• **TASK DETAILS**: Repeat the material in full. Keep every line exactly as it is.

• **DATA TO USE**:
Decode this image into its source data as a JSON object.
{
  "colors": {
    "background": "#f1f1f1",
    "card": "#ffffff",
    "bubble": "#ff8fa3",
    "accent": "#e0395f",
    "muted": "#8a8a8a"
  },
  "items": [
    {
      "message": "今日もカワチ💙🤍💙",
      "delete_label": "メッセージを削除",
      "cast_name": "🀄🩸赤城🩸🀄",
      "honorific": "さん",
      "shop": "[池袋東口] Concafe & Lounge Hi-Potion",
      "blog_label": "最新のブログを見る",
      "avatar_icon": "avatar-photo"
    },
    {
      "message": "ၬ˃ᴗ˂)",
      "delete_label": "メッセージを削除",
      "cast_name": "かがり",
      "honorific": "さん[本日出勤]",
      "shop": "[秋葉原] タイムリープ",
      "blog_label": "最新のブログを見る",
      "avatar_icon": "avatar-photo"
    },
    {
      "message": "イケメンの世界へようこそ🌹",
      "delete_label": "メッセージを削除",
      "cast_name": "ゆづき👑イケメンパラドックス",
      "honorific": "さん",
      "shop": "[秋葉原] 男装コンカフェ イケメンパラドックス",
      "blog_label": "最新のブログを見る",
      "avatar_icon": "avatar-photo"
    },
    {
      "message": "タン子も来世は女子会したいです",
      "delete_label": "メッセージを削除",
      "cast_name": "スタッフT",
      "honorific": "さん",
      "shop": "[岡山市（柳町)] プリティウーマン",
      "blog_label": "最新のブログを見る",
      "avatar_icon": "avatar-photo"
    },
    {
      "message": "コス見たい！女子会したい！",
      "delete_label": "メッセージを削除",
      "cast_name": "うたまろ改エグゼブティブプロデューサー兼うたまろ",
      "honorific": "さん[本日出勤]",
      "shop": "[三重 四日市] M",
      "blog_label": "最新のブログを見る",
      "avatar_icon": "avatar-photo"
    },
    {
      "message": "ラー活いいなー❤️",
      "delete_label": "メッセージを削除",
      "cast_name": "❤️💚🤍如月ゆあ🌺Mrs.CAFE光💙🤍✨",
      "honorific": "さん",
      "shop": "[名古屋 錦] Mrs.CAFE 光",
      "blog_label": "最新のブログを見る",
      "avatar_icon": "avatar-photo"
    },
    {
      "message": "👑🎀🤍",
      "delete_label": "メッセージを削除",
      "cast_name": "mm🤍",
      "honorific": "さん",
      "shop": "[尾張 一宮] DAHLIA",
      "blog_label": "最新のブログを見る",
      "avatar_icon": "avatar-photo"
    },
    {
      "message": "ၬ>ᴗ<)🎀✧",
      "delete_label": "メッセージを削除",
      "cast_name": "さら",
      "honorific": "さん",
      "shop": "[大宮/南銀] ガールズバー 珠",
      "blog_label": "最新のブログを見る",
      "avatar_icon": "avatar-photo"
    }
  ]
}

• **PROBLEM SOLUTION**:
Decode this image into its source data as a JSON object.
{
  "colors": {
    "background": "#f1f1f1",
    "card": "#ffffff",
    "bubble": "#ff8fa3",
    "accent": "#e0395f",
    "muted": "#8a8a8a"
  },
  "items": [
    {
      "message": "今日もカワチ💙🤍💙",
      "delete_label": "メッセージを削除",
      "cast_name": "🀄🩸赤城🩸🀄",
      "honorific": "さん",
      "shop": "[池袋東口] Concafe & Lounge Hi-Potion",
      "blog_label": "最新のブログを見る",
      "avatar_icon": "avatar-photo"
    },
    {
      "message": "ၬ˃ᴗ˂)",
      "delete_label": "メッセージを削除",
      "cast_name": "かがり",
      "honorific": "さん[本日出勤]",
      "shop": "[秋葉原] タイムリープ",
      "blog_label": "最新のブログを見る",
      "avatar_icon": "avatar-photo"
    },
    {
      "message": "イケメンの世界へようこそ🌹",
      "delete_label": "メッセージを削除",
      "cast_name": "ゆづき👑イケメンパラドックス",
      "honorific": "さん",
      "shop": "[秋葉原] 男装コンカフェ イケメンパラドックス",
      "blog_label": "最新のブログを見る",
      "avatar_icon": "avatar-photo"
    },
    {
      "message": "タン子も来世は女子会したいです",
      "delete_label": "メッセージを削除",
      "cast_name": "スタッフT",
      "honorific": "さん",
      "shop": "[岡山市（柳町)] プリティウーマン",
      "blog_label": "最新のブログを見る",
      "avatar_icon": "avatar-photo"
    },
    {
      "message": "コス見たい！女子会したい！",
      "delete_label": "メッセージを削除",
      "cast_name": "うたまろ改エグゼブティブプロデューサー兼うたまろ",
      "honorific": "さん[本日出勤]",
      "shop": "[三重 四日市] M",
      "blog_label": "最新のブログを見る",
      "avatar_icon": "avatar-photo"
    },
    {
      "message": "ラー活いいなー❤️",
      "delete_label": "メッセージを削除",
      "cast_name": "❤️💚🤍如月ゆあ🌺Mrs.CAFE光💙🤍✨",
      "honorific": "さん",
      "shop": "[名古屋 錦] Mrs.CAFE 光",
      "blog_label": "最新のブログを見る",
      "avatar_icon": "avatar-photo"
    },
    {
      "message": "👑🎀🤍",
      "delete_label": "メッセージを削除",
      "cast_name": "mm🤍",
      "honorific": "さん",
      "shop": "[尾張 一宮] DAHLIA",
      "blog_label": "最新のブログを見る",
      "avatar_icon": "avatar-photo"
    },
    {
      "message": "ၬ>ᴗ<)🎀✧",
      "delete_label": "メッセージを削除",
      "cast_name": "さら",
      "honorific": "さん",
      "shop": "[大宮/南銀] ガールズバー 珠",
      "blog_label": "最新のブログを見る",
      "avatar_icon": "avatar-photo"
    }
  ]
}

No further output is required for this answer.